--- Start ---
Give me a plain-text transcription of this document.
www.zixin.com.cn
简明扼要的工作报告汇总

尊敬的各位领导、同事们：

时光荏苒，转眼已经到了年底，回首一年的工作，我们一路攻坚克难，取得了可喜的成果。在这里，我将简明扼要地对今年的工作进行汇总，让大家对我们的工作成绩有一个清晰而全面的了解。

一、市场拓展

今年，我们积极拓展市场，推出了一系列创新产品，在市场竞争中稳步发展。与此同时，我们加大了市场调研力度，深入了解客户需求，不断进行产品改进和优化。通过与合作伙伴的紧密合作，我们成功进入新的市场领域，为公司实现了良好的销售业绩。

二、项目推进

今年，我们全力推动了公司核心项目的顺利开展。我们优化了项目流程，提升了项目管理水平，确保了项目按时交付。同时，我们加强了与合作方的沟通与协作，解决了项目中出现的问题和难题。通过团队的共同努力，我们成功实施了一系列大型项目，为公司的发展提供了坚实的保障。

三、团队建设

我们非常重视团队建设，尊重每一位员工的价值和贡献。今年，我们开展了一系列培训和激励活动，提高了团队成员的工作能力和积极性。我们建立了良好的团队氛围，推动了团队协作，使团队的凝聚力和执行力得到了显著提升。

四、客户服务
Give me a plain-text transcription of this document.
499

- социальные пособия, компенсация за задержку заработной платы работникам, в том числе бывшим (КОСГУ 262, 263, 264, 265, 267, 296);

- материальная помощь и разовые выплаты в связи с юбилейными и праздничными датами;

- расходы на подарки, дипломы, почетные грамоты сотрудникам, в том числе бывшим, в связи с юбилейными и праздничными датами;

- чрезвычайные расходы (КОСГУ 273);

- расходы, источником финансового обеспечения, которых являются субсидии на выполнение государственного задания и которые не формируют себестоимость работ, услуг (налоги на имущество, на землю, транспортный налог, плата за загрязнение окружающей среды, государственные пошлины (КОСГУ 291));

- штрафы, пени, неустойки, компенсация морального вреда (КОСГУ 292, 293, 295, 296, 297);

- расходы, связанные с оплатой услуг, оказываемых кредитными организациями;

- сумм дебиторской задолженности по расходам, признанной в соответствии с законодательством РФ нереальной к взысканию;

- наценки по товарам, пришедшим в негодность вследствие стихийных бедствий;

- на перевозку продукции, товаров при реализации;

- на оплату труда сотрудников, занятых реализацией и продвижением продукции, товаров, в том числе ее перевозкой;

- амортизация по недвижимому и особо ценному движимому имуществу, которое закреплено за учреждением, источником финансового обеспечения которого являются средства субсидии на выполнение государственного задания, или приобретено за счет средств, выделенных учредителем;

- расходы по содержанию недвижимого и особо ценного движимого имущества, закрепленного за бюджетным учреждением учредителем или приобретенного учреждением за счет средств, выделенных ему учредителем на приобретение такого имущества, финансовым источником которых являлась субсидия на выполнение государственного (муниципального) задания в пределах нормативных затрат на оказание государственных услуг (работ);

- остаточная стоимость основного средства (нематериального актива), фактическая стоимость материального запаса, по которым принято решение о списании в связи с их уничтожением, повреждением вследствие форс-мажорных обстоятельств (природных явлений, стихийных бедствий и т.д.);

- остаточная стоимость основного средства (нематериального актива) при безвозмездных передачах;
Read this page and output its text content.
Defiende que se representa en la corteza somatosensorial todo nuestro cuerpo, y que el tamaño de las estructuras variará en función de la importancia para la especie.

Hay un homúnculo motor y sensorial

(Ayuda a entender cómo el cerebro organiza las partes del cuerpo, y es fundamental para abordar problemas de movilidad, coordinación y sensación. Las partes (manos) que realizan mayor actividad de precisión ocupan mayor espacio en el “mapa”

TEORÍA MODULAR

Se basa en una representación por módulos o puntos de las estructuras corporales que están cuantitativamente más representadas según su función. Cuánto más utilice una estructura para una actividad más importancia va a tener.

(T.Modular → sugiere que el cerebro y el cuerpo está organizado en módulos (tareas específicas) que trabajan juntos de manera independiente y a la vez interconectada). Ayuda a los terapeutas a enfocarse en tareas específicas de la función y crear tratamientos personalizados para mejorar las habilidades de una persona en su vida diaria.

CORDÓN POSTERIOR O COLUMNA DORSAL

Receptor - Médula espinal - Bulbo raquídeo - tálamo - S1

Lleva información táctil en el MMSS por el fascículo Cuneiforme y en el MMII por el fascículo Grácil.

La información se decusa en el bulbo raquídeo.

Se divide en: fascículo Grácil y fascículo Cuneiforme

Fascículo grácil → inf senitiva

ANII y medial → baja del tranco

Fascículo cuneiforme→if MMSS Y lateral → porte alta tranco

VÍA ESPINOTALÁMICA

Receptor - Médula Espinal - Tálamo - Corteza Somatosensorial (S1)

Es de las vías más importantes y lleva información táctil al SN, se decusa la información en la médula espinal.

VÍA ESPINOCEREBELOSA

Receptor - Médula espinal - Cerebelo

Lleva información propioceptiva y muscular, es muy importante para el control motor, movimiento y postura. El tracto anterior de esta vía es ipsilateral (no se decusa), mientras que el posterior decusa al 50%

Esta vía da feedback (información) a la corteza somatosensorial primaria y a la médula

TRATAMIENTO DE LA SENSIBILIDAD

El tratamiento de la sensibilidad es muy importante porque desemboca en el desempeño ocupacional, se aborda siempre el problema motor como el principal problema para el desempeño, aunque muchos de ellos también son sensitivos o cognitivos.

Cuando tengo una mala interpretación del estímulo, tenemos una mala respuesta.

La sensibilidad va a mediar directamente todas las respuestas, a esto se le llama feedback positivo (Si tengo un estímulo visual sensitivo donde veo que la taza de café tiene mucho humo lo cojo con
--- End ---
Reply with nothing but the number of lines that contain the word "бывшим".

**FULL ANSWER**
2